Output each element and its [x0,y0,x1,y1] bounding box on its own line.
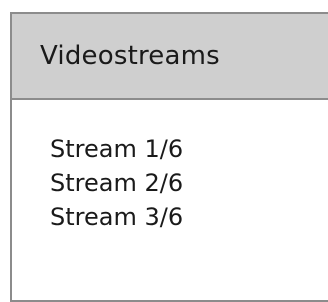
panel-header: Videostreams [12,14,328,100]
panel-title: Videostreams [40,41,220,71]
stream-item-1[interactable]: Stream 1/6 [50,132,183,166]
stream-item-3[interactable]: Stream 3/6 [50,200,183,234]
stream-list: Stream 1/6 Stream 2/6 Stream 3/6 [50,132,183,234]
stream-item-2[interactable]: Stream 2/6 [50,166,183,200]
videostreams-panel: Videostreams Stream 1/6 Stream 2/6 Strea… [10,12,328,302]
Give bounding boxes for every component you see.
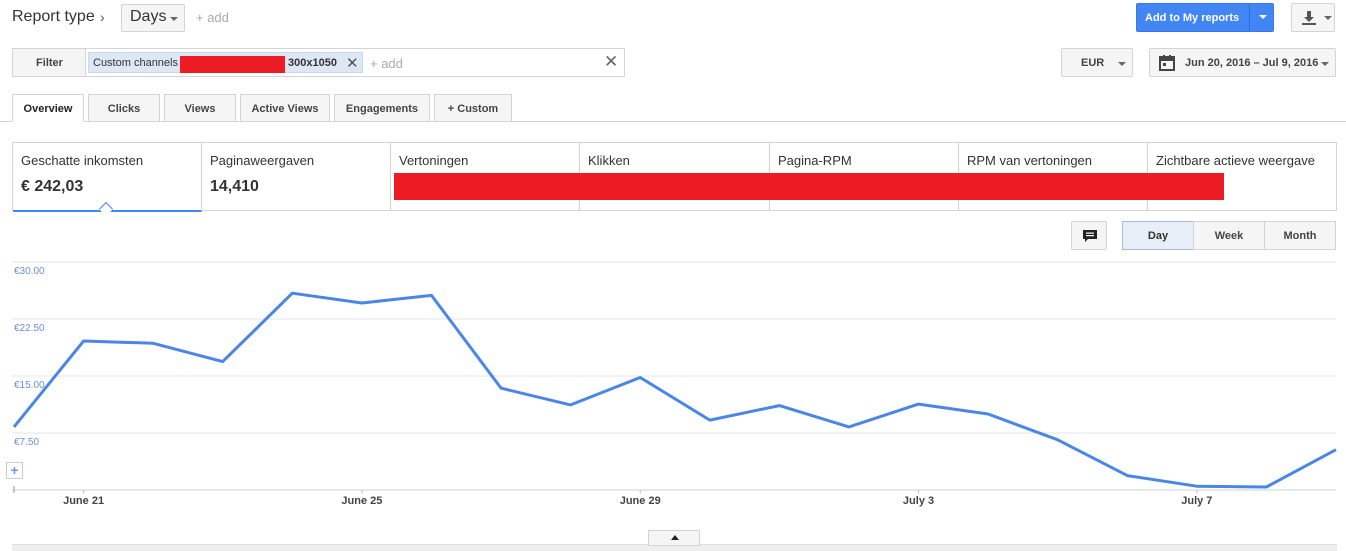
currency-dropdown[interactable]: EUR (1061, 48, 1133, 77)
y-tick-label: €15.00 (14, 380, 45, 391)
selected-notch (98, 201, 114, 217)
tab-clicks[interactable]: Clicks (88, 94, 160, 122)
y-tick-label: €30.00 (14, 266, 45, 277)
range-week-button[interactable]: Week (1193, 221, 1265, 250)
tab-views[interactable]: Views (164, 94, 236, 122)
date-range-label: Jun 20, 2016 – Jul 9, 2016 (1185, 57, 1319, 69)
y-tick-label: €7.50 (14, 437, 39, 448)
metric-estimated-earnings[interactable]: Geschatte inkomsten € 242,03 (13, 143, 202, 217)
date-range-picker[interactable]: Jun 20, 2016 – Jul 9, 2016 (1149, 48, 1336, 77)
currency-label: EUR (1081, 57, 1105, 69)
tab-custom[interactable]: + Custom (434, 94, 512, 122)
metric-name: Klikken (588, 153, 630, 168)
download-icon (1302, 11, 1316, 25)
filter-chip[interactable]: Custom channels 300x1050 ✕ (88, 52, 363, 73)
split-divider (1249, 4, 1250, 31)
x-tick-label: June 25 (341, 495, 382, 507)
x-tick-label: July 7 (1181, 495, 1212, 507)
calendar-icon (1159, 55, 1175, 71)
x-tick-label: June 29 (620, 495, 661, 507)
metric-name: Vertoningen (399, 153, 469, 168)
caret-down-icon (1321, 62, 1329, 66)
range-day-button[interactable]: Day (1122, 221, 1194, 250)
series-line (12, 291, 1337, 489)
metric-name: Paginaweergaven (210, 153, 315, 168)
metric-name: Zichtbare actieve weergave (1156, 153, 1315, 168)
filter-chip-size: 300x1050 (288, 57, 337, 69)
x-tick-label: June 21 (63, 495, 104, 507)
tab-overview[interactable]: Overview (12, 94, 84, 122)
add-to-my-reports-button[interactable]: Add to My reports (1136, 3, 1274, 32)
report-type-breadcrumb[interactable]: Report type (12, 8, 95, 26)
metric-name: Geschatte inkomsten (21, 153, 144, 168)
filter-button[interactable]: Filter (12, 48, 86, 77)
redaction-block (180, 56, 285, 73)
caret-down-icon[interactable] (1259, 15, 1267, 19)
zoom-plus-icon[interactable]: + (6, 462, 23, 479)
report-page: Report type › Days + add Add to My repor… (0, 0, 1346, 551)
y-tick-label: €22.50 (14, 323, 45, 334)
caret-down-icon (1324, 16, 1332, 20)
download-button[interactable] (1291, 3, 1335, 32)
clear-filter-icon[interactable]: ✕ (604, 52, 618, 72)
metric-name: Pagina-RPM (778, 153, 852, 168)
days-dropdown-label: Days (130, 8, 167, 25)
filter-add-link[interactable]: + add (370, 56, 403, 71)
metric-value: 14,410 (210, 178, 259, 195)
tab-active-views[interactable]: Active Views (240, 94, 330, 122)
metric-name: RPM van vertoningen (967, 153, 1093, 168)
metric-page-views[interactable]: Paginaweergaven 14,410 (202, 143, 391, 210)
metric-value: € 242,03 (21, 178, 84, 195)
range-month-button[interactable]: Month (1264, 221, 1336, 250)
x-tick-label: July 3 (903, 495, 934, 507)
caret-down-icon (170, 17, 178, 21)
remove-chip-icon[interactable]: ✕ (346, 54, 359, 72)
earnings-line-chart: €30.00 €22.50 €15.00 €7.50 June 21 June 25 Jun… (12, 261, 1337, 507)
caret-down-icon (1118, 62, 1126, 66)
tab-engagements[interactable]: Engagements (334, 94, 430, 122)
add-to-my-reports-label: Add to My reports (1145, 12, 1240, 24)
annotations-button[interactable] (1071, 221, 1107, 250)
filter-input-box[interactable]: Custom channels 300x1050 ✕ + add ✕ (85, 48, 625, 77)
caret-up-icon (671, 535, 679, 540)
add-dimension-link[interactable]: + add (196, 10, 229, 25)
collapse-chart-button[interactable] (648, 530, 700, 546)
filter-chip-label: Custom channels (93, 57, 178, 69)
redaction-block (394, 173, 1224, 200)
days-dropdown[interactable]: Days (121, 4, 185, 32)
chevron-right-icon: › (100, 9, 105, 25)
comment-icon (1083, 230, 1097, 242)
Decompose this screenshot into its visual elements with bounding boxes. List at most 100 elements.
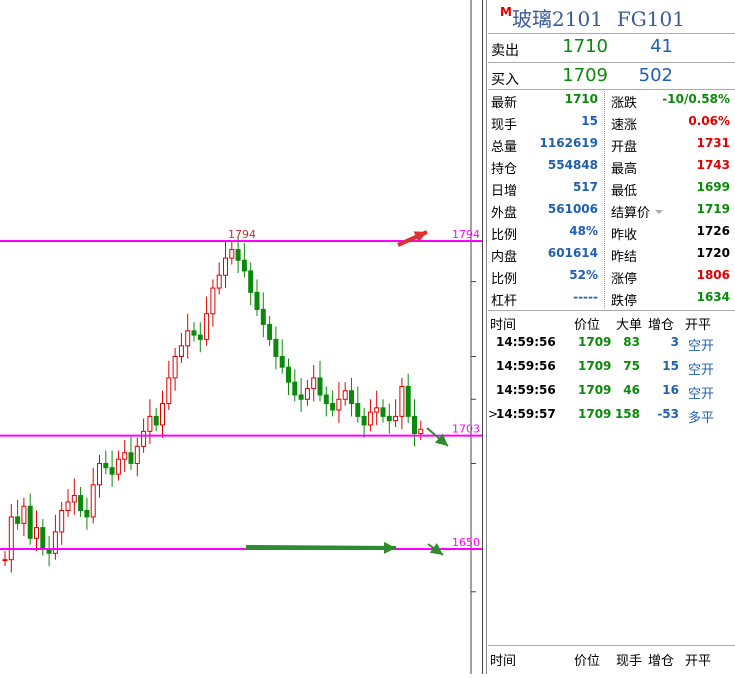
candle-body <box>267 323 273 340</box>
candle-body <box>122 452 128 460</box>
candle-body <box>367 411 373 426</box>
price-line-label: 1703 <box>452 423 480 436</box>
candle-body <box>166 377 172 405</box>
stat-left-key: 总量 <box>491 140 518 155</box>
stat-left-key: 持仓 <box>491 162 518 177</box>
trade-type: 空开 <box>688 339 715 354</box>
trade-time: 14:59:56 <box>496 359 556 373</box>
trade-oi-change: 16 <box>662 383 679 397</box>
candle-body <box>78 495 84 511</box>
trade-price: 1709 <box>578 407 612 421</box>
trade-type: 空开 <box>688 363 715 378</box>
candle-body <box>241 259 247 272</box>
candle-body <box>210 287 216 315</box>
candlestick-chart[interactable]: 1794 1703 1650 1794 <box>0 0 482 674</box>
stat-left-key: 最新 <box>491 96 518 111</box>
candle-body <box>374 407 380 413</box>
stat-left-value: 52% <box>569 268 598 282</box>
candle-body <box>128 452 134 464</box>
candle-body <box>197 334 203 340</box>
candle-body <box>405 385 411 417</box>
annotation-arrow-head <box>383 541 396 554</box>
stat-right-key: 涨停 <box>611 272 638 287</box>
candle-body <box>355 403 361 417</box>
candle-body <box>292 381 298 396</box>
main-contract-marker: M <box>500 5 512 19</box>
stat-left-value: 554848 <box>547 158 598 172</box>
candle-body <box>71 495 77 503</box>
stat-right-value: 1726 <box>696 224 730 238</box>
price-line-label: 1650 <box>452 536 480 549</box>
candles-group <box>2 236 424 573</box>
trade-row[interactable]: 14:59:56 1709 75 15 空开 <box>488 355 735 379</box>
══════════
Write out all of the data again, putting "candle-rect" in place of "candle-body" everywhere and changing nothing else. Omit the pictures from your answer.

:: Solution to this task ::
Output each element and its [x0,y0,x1,y1] bounding box on its own line.
panel-header: Videostreams [12,14,328,100]
panel-title: Videostreams [40,41,220,71]
stream-item-1[interactable]: Stream 1/6 [50,132,183,166]
stream-item-3[interactable]: Stream 3/6 [50,200,183,234]
stream-list: Stream 1/6 Stream 2/6 Stream 3/6 [50,132,183,234]
stream-item-2[interactable]: Stream 2/6 [50,166,183,200]
videostreams-panel: Videostreams Stream 1/6 Stream 2/6 Strea… [10,12,328,302]
Give bounding boxes for every component you see.
currency-dropdown[interactable]: EUR (1061, 48, 1133, 77)
y-tick-label: €15.00 (14, 380, 45, 391)
selected-notch (98, 201, 114, 217)
tab-clicks[interactable]: Clicks (88, 94, 160, 122)
y-tick-label: €30.00 (14, 266, 45, 277)
range-week-button[interactable]: Week (1193, 221, 1265, 250)
tab-views[interactable]: Views (164, 94, 236, 122)
date-range-label: Jun 20, 2016 – Jul 9, 2016 (1185, 57, 1319, 69)
y-tick-label: €7.50 (14, 437, 39, 448)
metric-estimated-earnings[interactable]: Geschatte inkomsten € 242,03 (13, 143, 202, 217)
date-range-picker[interactable]: Jun 20, 2016 – Jul 9, 2016 (1149, 48, 1336, 77)
currency-label: EUR (1081, 57, 1105, 69)
tab-custom[interactable]: + Custom (434, 94, 512, 122)
metric-name: Klikken (588, 153, 630, 168)
download-icon (1302, 11, 1316, 25)
filter-chip[interactable]: Custom channels 300x1050 ✕ (88, 52, 363, 73)
split-divider (1249, 4, 1250, 31)
x-tick-label: June 25 (341, 495, 382, 507)
x-tick-label: July 7 (1181, 495, 1212, 507)
calendar-icon (1159, 55, 1175, 71)
x-tick-label: June 29 (620, 495, 661, 507)
metric-name: Vertoningen (399, 153, 469, 168)
caret-down-icon (1321, 62, 1329, 66)
range-day-button[interactable]: Day (1122, 221, 1194, 250)
series-line (12, 291, 1337, 489)
metric-name: Paginaweergaven (210, 153, 315, 168)
metric-name: Zichtbare actieve weergave (1156, 153, 1315, 168)
filter-chip-size: 300x1050 (288, 57, 337, 69)
x-tick-label: June 21 (63, 495, 104, 507)
tab-overview[interactable]: Overview (12, 94, 84, 122)
add-to-my-reports-button[interactable]: Add to My reports (1136, 3, 1274, 32)
report-type-breadcrumb[interactable]: Report type (12, 8, 95, 26)
metric-name: Geschatte inkomsten (21, 153, 144, 168)
filter-button[interactable]: Filter (12, 48, 86, 77)
redaction-block (180, 56, 285, 73)
caret-down-icon[interactable] (1259, 15, 1267, 19)
zoom-plus-icon[interactable]: + (6, 462, 23, 479)
report-page: Report type › Days + add Add to My repor… (0, 0, 1346, 551)
y-tick-label: €22.50 (14, 323, 45, 334)
caret-down-icon (1324, 16, 1332, 20)
download-button[interactable] (1291, 3, 1335, 32)
clear-filter-icon[interactable]: ✕ (604, 52, 618, 72)
metric-name: Pagina-RPM (778, 153, 852, 168)
days-dropdown-label: Days (130, 8, 167, 25)
filter-add-link[interactable]: + add (370, 56, 403, 71)
metric-value: 14,410 (210, 178, 259, 195)
tab-active-views[interactable]: Active Views (240, 94, 330, 122)
metric-name: RPM van vertoningen (967, 153, 1093, 168)
metric-page-views[interactable]: Paginaweergaven 14,410 (202, 143, 391, 210)
metric-value: € 242,03 (21, 178, 84, 195)
range-month-button[interactable]: Month (1264, 221, 1336, 250)
x-tick-label: July 3 (903, 495, 934, 507)
caret-down-icon (170, 17, 178, 21)
remove-chip-icon[interactable]: ✕ (346, 54, 359, 72)
earnings-line-chart: €30.00 €22.50 €15.00 €7.50 June 21 June 25 Jun… (12, 261, 1337, 507)
caret-down-icon (1118, 62, 1126, 66)
tab-engagements[interactable]: Engagements (334, 94, 430, 122)
add-to-my-reports-label: Add to My reports (1145, 12, 1240, 24)
annotations-button[interactable] (1071, 221, 1107, 250)
filter-input-box[interactable]: Custom channels 300x1050 ✕ + add ✕ (85, 48, 625, 77)
caret-up-icon (671, 535, 679, 540)
add-dimension-link[interactable]: + add (196, 10, 229, 25)
collapse-chart-button[interactable] (648, 530, 700, 546)
filter-chip-label: Custom channels (93, 57, 178, 69)
redaction-block (394, 173, 1224, 200)
days-dropdown[interactable]: Days (121, 4, 185, 32)
chevron-right-icon: › (100, 9, 105, 25)
comment-icon (1083, 230, 1097, 242)
Decompose this screenshot into its visual elements with bounding boxes. List at most 100 elements.
candle-rect <box>267 323 273 340</box>
candle-rect <box>122 452 128 460</box>
candle-rect <box>367 411 373 426</box>
price-line-label: 1703 <box>452 423 480 436</box>
candle-rect <box>166 377 172 405</box>
stat-left-key: 总量 <box>491 140 518 155</box>
stat-left-key: 持仓 <box>491 162 518 177</box>
trade-type: 空开 <box>688 339 715 354</box>
trade-time: 14:59:56 <box>496 359 556 373</box>
trade-oi-change: 16 <box>662 383 679 397</box>
candle-rect <box>78 495 84 511</box>
trade-price: 1709 <box>578 407 612 421</box>
trade-type: 空开 <box>688 363 715 378</box>
candle-rect <box>241 259 247 272</box>
candle-rect <box>210 287 216 315</box>
candlestick-chart[interactable]: 1794 1703 1650 1794 <box>0 0 482 674</box>
stat-left-key: 最新 <box>491 96 518 111</box>
candle-rect <box>374 407 380 413</box>
stat-left-value: 52% <box>569 268 598 282</box>
candle-rect <box>128 452 134 464</box>
candle-rect <box>197 334 203 340</box>
candle-rect <box>405 385 411 417</box>
annotation-arrow-head <box>383 541 396 554</box>
stat-right-key: 涨停 <box>611 272 638 287</box>
candle-rect <box>355 403 361 417</box>
candle-rect <box>292 381 298 396</box>
main-contract-marker: M <box>500 5 512 19</box>
stat-left-value: 554848 <box>547 158 598 172</box>
candle-rect <box>71 495 77 503</box>
stat-right-value: 1726 <box>696 224 730 238</box>
price-line-label: 1650 <box>452 536 480 549</box>
candles-group <box>2 236 424 573</box>
trade-row[interactable]: 14:59:56 1709 75 15 空开 <box>488 355 735 379</box>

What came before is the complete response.